Record excerpts:
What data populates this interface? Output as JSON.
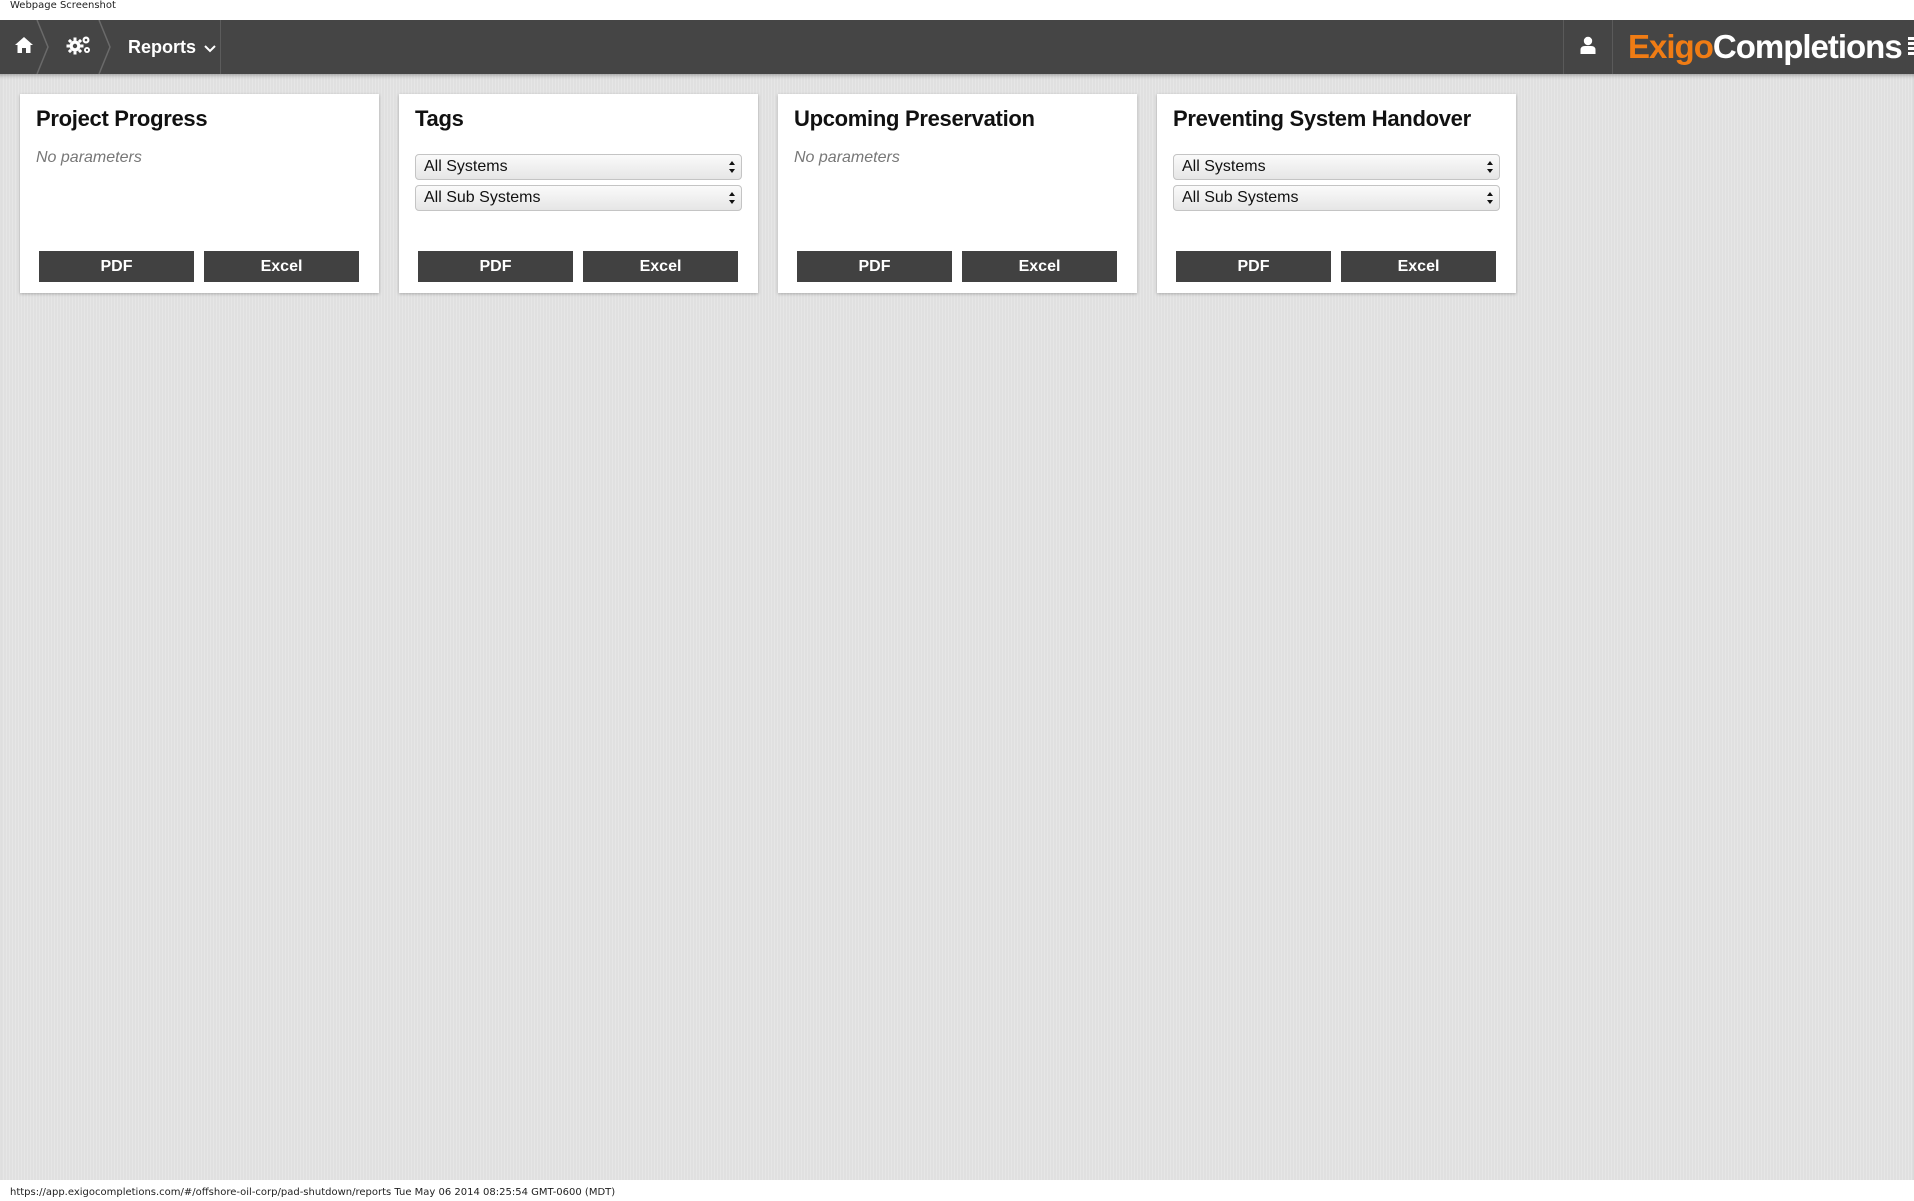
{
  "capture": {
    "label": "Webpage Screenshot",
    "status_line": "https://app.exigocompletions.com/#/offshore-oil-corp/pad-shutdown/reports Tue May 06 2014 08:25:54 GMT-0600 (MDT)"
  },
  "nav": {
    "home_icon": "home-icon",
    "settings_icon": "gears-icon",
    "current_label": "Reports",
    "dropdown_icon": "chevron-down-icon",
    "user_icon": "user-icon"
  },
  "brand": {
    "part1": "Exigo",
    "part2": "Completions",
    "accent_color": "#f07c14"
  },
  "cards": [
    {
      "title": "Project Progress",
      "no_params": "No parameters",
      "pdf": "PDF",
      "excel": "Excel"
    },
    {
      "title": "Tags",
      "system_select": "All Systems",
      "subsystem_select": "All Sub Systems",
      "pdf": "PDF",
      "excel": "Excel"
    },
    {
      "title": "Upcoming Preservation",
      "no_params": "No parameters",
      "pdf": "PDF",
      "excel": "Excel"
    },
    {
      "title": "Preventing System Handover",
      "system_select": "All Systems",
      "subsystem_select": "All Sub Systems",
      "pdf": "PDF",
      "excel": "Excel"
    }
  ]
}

Requirements: Which lines hold the word "icon"? Show each one.

Completed exercise:
    "home_icon": "home-icon",
    "settings_icon": "gears-icon",
    "dropdown_icon": "chevron-down-icon",
    "user_icon": "user-icon"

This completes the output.